_Data supplied_
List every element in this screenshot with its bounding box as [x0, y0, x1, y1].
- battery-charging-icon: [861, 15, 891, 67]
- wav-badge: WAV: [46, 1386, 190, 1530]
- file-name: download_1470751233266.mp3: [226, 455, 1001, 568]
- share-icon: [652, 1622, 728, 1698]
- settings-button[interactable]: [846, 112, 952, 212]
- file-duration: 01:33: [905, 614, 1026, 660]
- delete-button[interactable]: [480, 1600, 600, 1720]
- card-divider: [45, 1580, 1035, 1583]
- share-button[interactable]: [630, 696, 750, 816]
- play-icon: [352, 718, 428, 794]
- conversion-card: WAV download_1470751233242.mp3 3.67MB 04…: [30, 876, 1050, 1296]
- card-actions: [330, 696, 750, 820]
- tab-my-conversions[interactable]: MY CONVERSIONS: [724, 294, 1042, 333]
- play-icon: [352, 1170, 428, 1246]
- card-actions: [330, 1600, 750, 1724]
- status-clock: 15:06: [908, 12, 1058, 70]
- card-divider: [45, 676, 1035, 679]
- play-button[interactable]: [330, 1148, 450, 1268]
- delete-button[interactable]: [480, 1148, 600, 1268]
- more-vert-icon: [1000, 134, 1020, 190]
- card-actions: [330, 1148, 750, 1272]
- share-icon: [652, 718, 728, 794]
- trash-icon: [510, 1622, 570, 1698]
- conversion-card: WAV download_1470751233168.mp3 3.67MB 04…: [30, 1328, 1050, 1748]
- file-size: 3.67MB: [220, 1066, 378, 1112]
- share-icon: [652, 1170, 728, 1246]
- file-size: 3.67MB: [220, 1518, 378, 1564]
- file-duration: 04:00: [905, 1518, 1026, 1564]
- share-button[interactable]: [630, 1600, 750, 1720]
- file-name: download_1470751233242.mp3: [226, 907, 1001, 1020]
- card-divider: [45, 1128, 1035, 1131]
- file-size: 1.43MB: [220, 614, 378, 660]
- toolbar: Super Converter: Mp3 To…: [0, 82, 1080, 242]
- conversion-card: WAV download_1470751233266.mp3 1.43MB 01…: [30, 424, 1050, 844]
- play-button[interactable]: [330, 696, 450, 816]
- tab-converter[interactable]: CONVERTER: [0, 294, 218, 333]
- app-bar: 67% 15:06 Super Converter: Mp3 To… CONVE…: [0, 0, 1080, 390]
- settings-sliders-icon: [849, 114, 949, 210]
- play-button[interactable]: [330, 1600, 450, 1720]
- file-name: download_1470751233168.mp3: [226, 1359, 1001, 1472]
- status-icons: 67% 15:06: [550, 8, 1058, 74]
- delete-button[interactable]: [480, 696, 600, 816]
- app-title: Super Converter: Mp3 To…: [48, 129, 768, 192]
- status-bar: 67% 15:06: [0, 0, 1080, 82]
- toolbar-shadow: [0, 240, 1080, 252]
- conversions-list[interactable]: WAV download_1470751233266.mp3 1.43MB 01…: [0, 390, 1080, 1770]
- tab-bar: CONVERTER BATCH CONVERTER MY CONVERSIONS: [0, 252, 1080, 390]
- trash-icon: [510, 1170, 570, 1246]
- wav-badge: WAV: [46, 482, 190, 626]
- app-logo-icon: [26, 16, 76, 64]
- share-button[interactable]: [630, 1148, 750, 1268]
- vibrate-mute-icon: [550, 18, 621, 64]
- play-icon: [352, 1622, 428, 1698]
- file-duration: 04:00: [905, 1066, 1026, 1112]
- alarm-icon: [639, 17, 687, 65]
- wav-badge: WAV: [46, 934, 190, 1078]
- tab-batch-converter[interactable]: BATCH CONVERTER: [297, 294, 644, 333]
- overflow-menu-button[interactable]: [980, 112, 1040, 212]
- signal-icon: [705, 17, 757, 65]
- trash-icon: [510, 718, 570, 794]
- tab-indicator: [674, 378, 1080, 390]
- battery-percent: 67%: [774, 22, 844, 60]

_Exercise instructions_
Reproduce the records above, changing every "trash-icon" to "delete-icon" and leaving everything else as it is.

_Reply to the exercise_
List every element in this screenshot with its bounding box as [x0, y0, x1, y1].
- battery-charging-icon: [861, 15, 891, 67]
- wav-badge: WAV: [46, 1386, 190, 1530]
- file-name: download_1470751233266.mp3: [226, 455, 1001, 568]
- share-icon: [652, 1622, 728, 1698]
- settings-button[interactable]: [846, 112, 952, 212]
- file-duration: 01:33: [905, 614, 1026, 660]
- delete-button[interactable]: [480, 1600, 600, 1720]
- card-divider: [45, 1580, 1035, 1583]
- share-button[interactable]: [630, 696, 750, 816]
- play-icon: [352, 718, 428, 794]
- conversion-card: WAV download_1470751233242.mp3 3.67MB 04…: [30, 876, 1050, 1296]
- card-actions: [330, 696, 750, 820]
- tab-my-conversions[interactable]: MY CONVERSIONS: [724, 294, 1042, 333]
- play-icon: [352, 1170, 428, 1246]
- card-actions: [330, 1600, 750, 1724]
- status-clock: 15:06: [908, 12, 1058, 70]
- card-divider: [45, 676, 1035, 679]
- play-button[interactable]: [330, 1148, 450, 1268]
- delete-button[interactable]: [480, 1148, 600, 1268]
- more-vert-icon: [1000, 134, 1020, 190]
- card-actions: [330, 1148, 750, 1272]
- share-icon: [652, 718, 728, 794]
- delete-icon: [510, 1622, 570, 1698]
- conversion-card: WAV download_1470751233168.mp3 3.67MB 04…: [30, 1328, 1050, 1748]
- file-size: 3.67MB: [220, 1066, 378, 1112]
- share-icon: [652, 1170, 728, 1246]
- file-size: 3.67MB: [220, 1518, 378, 1564]
- file-duration: 04:00: [905, 1518, 1026, 1564]
- share-button[interactable]: [630, 1600, 750, 1720]
- file-name: download_1470751233242.mp3: [226, 907, 1001, 1020]
- card-divider: [45, 1128, 1035, 1131]
- file-size: 1.43MB: [220, 614, 378, 660]
- toolbar: Super Converter: Mp3 To…: [0, 82, 1080, 242]
- conversion-card: WAV download_1470751233266.mp3 1.43MB 01…: [30, 424, 1050, 844]
- play-button[interactable]: [330, 696, 450, 816]
- tab-converter[interactable]: CONVERTER: [0, 294, 218, 333]
- app-bar: 67% 15:06 Super Converter: Mp3 To… CONVE…: [0, 0, 1080, 390]
- settings-sliders-icon: [849, 114, 949, 210]
- play-button[interactable]: [330, 1600, 450, 1720]
- file-name: download_1470751233168.mp3: [226, 1359, 1001, 1472]
- status-icons: 67% 15:06: [550, 8, 1058, 74]
- delete-button[interactable]: [480, 696, 600, 816]
- app-title: Super Converter: Mp3 To…: [48, 129, 768, 192]
- status-bar: 67% 15:06: [0, 0, 1080, 82]
- toolbar-shadow: [0, 240, 1080, 252]
- conversions-list[interactable]: WAV download_1470751233266.mp3 1.43MB 01…: [0, 390, 1080, 1770]
- tab-bar: CONVERTER BATCH CONVERTER MY CONVERSIONS: [0, 252, 1080, 390]
- delete-icon: [510, 1170, 570, 1246]
- wav-badge: WAV: [46, 482, 190, 626]
- app-logo-icon: [26, 16, 76, 64]
- share-button[interactable]: [630, 1148, 750, 1268]
- vibrate-mute-icon: [550, 18, 621, 64]
- play-icon: [352, 1622, 428, 1698]
- file-duration: 04:00: [905, 1066, 1026, 1112]
- alarm-icon: [639, 17, 687, 65]
- wav-badge: WAV: [46, 934, 190, 1078]
- tab-batch-converter[interactable]: BATCH CONVERTER: [297, 294, 644, 333]
- overflow-menu-button[interactable]: [980, 112, 1040, 212]
- signal-icon: [705, 17, 757, 65]
- delete-icon: [510, 718, 570, 794]
- tab-indicator: [674, 378, 1080, 390]
- battery-percent: 67%: [774, 22, 844, 60]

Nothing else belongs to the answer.